=== INSTRUCTIONS TO FOLLOW ===
Return all lines in the material below that contain "Offset".

=== EXTRACTED MATERIAL ===

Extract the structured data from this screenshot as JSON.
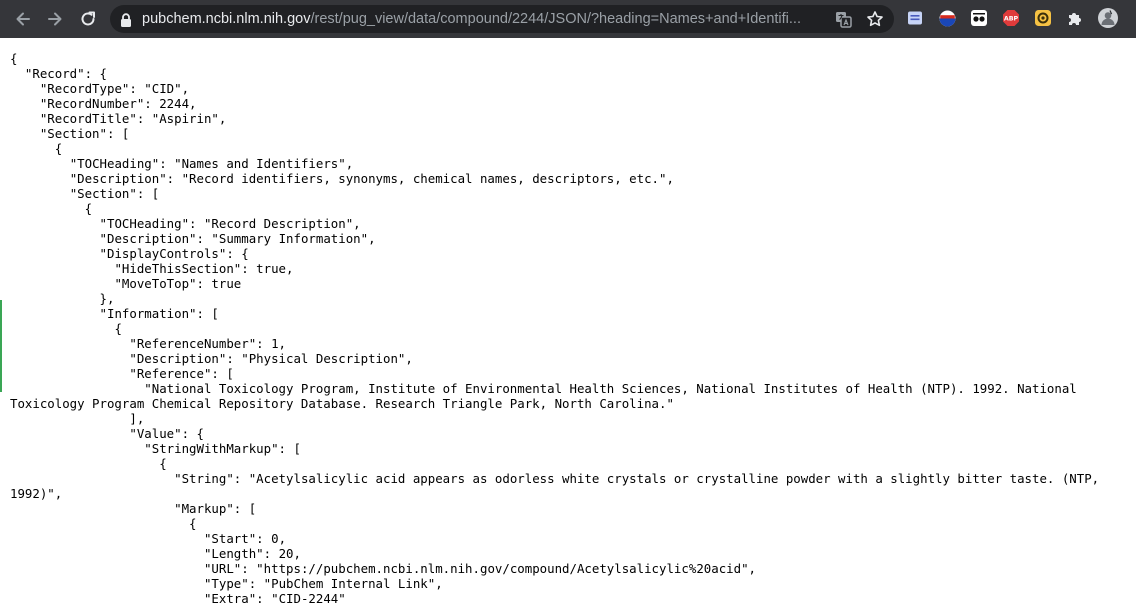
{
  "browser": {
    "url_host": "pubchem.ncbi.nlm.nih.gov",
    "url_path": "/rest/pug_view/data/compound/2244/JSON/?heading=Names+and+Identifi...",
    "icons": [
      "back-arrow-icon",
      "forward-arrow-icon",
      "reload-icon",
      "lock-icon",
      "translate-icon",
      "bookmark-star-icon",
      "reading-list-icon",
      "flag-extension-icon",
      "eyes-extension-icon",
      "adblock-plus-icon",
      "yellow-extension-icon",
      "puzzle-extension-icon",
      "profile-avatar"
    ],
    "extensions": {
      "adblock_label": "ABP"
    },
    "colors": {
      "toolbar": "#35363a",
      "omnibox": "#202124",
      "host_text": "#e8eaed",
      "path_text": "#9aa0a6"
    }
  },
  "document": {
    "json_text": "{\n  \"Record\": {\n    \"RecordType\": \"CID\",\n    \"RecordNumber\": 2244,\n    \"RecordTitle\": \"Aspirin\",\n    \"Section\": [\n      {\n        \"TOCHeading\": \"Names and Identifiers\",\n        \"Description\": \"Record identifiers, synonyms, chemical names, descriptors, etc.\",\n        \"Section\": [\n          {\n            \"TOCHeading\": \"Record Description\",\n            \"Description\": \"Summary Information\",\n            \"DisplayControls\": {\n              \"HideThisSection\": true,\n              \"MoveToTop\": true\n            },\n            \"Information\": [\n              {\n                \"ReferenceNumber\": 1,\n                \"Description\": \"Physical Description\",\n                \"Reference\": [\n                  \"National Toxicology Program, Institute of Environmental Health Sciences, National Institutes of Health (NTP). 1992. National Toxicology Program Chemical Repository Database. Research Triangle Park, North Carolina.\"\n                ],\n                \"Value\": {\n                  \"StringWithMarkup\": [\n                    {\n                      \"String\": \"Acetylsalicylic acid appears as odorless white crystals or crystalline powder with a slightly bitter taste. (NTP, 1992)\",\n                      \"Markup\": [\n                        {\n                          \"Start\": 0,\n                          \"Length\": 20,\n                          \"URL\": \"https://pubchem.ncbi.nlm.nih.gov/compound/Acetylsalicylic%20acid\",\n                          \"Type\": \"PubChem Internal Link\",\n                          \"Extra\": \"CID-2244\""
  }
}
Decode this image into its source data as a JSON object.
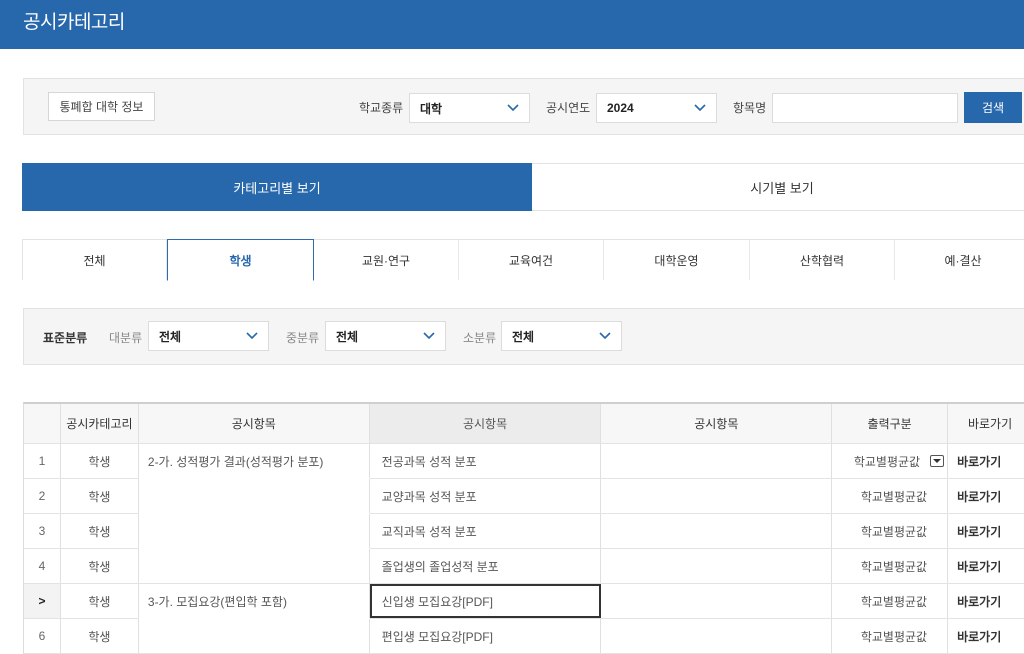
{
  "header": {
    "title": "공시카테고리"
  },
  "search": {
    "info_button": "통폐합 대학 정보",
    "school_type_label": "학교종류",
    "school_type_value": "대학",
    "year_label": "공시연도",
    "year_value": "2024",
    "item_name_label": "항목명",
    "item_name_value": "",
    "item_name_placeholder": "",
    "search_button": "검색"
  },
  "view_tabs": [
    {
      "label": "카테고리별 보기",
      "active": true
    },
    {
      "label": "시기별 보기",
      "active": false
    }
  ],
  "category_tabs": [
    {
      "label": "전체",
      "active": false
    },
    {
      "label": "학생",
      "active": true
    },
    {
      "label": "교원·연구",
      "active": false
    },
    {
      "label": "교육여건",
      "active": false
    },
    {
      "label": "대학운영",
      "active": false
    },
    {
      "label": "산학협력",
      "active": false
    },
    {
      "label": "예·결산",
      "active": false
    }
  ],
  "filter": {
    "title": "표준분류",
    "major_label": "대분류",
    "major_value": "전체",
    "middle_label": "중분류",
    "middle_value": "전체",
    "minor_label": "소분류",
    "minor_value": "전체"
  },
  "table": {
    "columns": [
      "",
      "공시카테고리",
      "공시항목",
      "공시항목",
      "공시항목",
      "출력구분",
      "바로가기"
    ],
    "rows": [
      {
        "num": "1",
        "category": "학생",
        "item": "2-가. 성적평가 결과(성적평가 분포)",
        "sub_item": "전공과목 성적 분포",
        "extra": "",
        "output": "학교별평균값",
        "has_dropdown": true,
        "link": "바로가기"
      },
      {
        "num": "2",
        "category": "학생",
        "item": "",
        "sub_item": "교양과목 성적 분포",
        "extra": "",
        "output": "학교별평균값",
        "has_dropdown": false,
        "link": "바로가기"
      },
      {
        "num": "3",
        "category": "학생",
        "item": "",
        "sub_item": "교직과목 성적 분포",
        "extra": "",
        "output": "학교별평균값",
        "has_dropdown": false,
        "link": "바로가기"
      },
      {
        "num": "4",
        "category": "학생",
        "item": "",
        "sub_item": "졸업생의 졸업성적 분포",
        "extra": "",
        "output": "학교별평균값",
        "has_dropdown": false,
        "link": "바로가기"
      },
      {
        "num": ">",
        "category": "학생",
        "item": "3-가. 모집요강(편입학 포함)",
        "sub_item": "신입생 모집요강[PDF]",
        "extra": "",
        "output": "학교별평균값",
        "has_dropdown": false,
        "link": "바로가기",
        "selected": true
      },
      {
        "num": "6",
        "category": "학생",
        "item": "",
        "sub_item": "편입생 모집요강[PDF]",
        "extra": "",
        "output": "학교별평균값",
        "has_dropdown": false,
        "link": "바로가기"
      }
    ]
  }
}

---

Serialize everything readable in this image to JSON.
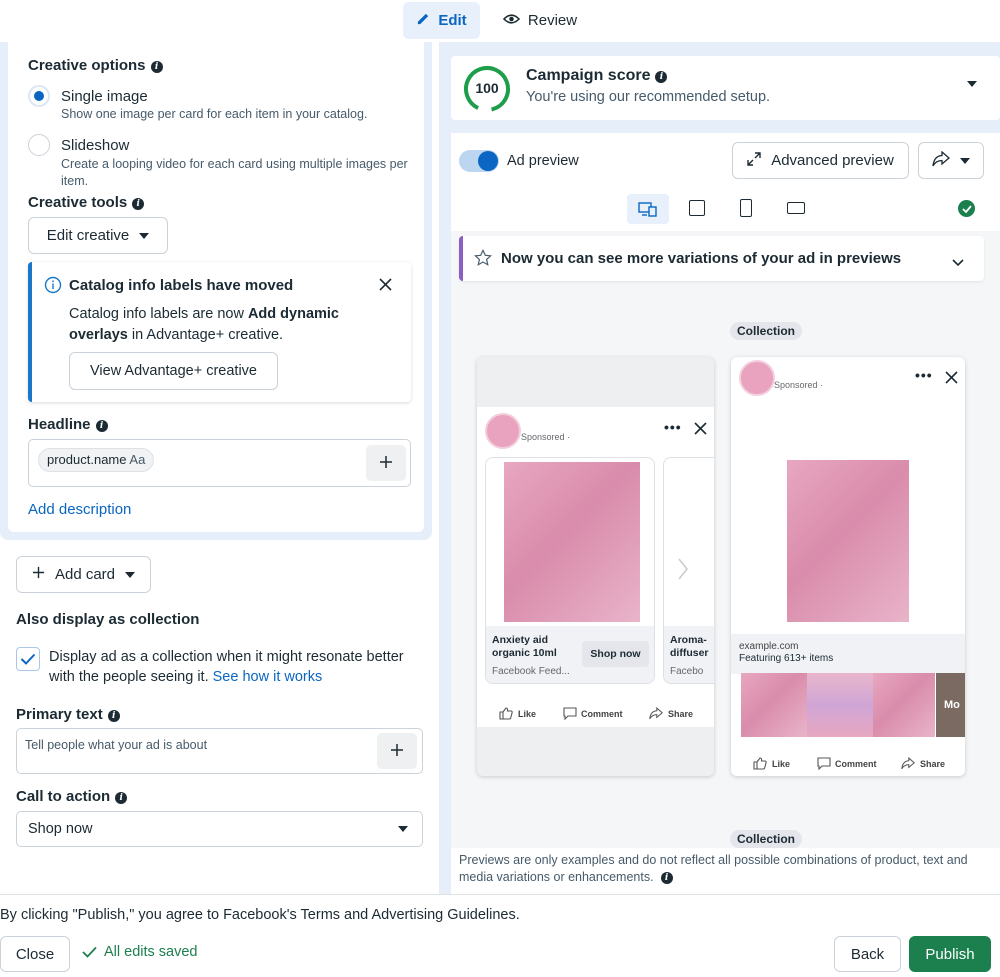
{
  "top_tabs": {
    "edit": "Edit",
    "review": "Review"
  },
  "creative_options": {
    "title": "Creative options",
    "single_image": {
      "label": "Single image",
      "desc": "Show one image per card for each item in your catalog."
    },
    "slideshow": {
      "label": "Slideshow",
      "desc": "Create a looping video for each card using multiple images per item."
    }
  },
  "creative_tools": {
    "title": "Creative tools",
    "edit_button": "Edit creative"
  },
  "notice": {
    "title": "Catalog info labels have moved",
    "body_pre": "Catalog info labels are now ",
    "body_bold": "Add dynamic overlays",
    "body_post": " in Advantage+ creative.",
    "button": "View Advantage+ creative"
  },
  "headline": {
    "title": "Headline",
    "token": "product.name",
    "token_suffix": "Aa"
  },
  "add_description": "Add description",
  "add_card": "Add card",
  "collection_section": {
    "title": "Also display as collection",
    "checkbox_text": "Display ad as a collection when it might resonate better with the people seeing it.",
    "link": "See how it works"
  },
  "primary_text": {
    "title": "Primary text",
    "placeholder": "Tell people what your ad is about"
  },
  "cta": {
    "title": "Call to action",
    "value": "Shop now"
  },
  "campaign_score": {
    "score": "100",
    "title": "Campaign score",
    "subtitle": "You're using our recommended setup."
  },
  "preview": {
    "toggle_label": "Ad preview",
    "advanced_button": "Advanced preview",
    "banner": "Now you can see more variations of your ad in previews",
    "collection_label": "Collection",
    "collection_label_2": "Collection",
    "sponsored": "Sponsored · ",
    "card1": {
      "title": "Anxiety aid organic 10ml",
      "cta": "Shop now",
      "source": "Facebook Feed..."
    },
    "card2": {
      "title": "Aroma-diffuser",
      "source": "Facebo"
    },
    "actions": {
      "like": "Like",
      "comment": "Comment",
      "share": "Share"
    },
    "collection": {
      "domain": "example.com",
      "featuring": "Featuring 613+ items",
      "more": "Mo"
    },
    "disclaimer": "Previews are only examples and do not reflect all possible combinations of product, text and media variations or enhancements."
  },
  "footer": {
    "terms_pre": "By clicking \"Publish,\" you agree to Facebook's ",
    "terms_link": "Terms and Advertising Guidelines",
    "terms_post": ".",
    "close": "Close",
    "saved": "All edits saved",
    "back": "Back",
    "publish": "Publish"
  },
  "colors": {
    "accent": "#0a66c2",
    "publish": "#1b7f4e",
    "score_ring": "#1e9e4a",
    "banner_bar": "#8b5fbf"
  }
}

==

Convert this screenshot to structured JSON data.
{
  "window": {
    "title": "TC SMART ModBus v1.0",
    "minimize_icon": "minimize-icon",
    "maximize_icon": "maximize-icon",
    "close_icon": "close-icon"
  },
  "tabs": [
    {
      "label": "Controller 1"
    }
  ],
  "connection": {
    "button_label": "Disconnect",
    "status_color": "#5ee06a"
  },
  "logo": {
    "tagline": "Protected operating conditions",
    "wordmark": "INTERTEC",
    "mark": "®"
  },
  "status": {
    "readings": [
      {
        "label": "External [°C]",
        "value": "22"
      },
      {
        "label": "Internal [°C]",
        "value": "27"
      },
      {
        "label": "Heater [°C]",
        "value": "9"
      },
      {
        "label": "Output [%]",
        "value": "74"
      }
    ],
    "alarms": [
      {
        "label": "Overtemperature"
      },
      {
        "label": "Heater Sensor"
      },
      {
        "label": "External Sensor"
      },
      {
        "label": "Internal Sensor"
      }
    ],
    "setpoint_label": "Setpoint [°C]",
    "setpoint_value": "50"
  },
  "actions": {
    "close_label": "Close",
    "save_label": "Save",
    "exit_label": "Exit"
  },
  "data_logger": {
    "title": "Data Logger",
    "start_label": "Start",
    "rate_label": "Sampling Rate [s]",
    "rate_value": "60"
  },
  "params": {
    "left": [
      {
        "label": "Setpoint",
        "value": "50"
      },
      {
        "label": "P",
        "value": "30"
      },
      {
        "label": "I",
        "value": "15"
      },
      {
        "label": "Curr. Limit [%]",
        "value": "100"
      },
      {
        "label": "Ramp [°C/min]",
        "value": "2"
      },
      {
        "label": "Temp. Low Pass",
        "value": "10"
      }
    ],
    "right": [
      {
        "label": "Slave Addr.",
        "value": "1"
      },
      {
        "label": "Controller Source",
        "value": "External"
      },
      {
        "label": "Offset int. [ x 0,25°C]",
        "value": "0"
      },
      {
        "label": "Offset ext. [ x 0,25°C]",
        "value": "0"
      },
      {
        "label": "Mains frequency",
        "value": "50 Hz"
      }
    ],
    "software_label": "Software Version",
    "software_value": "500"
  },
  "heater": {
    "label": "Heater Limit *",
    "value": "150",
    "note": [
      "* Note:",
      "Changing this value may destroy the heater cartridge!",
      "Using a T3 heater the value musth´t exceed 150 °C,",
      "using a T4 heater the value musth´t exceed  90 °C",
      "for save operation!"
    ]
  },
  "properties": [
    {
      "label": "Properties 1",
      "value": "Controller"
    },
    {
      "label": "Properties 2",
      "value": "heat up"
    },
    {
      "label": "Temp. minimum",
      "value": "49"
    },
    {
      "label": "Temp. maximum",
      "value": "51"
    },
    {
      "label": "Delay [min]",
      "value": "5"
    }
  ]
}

=== RESULT OF THIS EXERCISE ===
        "label": "Offset int. [ x 0,25°C]",
        "label": "Offset ext. [ x 0,25°C]",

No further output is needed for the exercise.